---------- RECORDS SUPPLIED
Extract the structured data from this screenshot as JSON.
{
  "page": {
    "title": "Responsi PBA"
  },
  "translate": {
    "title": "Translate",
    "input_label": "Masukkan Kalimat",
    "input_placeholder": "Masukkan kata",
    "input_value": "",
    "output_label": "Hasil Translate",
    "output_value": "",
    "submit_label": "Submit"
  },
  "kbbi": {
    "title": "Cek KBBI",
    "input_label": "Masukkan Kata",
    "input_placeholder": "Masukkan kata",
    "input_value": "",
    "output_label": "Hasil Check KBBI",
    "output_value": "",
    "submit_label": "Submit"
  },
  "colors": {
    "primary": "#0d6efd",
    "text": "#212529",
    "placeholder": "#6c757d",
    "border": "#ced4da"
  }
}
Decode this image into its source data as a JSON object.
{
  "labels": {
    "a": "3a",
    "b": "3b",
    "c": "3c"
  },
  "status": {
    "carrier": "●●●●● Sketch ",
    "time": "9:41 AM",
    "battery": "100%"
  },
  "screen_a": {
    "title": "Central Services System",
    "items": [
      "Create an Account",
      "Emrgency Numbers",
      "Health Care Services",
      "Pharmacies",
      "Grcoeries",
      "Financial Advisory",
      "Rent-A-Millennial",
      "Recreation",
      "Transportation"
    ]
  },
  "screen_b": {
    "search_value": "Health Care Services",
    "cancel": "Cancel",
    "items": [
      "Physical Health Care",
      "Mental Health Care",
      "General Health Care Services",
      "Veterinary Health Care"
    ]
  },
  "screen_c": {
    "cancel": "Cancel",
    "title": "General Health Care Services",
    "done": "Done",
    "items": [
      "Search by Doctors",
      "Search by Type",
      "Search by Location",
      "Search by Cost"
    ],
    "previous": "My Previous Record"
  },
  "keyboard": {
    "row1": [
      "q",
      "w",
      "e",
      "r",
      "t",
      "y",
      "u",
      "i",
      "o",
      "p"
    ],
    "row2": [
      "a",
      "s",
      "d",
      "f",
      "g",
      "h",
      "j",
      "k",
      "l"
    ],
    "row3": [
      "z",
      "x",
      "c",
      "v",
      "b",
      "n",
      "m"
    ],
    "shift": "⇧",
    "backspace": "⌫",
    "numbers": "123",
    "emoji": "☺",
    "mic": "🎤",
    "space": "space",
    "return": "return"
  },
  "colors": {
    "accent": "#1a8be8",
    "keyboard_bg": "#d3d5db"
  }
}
--------------------
■ **WRITTEN EXERCISE**: Transcribe the material exactly as it reads.

■ **TASK ANSWER**:
Extract the structured data from this screenshot as JSON.
{
  "page": {
    "title": "Responsi PBA"
  },
  "translate": {
    "title": "Translate",
    "input_label": "Masukkan Kalimat",
    "input_placeholder": "Masukkan kata",
    "input_value": "",
    "output_label": "Hasil Translate",
    "output_value": "",
    "submit_label": "Submit"
  },
  "kbbi": {
    "title": "Cek KBBI",
    "input_label": "Masukkan Kata",
    "input_placeholder": "Masukkan kata",
    "input_value": "",
    "output_label": "Hasil Check KBBI",
    "output_value": "",
    "submit_label": "Submit"
  },
  "colors": {
    "primary": "#0d6efd",
    "text": "#212529",
    "placeholder": "#6c757d",
    "border": "#ced4da"
  }
}
Decode this image into its source data as a JSON object.
{
  "labels": {
    "a": "3a",
    "b": "3b",
    "c": "3c"
  },
  "status": {
    "carrier": "●●●●● Sketch ",
    "time": "9:41 AM",
    "battery": "100%"
  },
  "screen_a": {
    "title": "Central Services System",
    "items": [
      "Create an Account",
      "Emrgency Numbers",
      "Health Care Services",
      "Pharmacies",
      "Grcoeries",
      "Financial Advisory",
      "Rent-A-Millennial",
      "Recreation",
      "Transportation"
    ]
  },
  "screen_b": {
    "search_value": "Health Care Services",
    "cancel": "Cancel",
    "items": [
      "Physical Health Care",
      "Mental Health Care",
      "General Health Care Services",
      "Veterinary Health Care"
    ]
  },
  "screen_c": {
    "cancel": "Cancel",
    "title": "General Health Care Services",
    "done": "Done",
    "items": [
      "Search by Doctors",
      "Search by Type",
      "Search by Location",
      "Search by Cost"
    ],
    "previous": "My Previous Record"
  },
  "keyboard": {
    "row1": [
      "q",
      "w",
      "e",
      "r",
      "t",
      "y",
      "u",
      "i",
      "o",
      "p"
    ],
    "row2": [
      "a",
      "s",
      "d",
      "f",
      "g",
      "h",
      "j",
      "k",
      "l"
    ],
    "row3": [
      "z",
      "x",
      "c",
      "v",
      "b",
      "n",
      "m"
    ],
    "shift": "⇧",
    "backspace": "⌫",
    "numbers": "123",
    "emoji": "☺",
    "mic": "🎤",
    "space": "space",
    "return": "return"
  },
  "colors": {
    "accent": "#1a8be8",
    "keyboard_bg": "#d3d5db"
  }
}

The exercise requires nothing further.